### OBJECTIVE:
Copy out each line that has "здания" in it.

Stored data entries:
+===+

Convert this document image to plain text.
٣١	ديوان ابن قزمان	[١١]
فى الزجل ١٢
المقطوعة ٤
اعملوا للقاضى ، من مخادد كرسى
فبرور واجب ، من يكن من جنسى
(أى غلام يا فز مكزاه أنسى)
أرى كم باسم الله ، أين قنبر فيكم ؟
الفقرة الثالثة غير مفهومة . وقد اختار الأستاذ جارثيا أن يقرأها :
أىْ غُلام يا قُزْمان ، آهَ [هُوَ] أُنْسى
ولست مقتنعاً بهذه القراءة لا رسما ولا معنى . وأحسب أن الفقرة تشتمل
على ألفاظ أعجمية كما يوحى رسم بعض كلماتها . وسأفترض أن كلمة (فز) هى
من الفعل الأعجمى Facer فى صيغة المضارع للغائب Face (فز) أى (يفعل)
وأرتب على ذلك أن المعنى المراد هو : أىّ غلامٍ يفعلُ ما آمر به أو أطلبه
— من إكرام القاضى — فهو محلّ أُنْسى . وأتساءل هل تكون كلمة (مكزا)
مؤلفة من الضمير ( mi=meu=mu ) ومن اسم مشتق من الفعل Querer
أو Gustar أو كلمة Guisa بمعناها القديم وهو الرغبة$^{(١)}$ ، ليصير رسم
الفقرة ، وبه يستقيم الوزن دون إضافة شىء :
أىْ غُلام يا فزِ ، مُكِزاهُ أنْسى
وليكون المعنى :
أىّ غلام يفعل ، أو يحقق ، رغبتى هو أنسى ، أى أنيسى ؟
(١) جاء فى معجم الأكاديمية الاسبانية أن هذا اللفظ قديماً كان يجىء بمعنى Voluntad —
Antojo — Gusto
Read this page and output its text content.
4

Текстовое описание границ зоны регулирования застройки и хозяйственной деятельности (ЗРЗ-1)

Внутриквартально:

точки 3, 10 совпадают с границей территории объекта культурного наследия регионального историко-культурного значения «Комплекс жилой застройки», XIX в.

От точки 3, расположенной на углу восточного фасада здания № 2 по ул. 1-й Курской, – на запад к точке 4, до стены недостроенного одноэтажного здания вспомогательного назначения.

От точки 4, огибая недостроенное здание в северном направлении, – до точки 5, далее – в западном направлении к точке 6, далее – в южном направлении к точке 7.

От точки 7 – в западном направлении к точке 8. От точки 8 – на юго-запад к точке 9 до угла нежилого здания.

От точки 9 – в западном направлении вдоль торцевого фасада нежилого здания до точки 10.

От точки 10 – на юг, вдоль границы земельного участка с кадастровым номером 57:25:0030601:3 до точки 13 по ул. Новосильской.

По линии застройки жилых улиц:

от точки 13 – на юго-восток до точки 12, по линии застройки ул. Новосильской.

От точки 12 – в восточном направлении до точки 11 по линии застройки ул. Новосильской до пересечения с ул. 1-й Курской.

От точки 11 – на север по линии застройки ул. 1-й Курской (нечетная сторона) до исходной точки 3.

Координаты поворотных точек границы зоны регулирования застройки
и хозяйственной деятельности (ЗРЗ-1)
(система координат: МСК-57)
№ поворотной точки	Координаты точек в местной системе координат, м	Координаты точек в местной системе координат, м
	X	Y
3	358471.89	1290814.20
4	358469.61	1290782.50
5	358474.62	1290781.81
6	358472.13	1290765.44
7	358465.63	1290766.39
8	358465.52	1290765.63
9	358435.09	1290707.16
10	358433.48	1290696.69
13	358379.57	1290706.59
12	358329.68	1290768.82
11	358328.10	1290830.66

+===+

### TASK RESULT:
От точки 3, расположенной на углу восточного фасада здания № 2 по ул. 1-й Курской, – на запад к точке 4, до стены недостроенного одноэтажного здания вспомогательного назначения.
От точки 7 – в западном направлении к точке 8. От точки 8 – на юго-запад к точке 9 до угла нежилого здания.
От точки 9 – в западном направлении вдоль торцевого фасада нежилого здания до точки 10.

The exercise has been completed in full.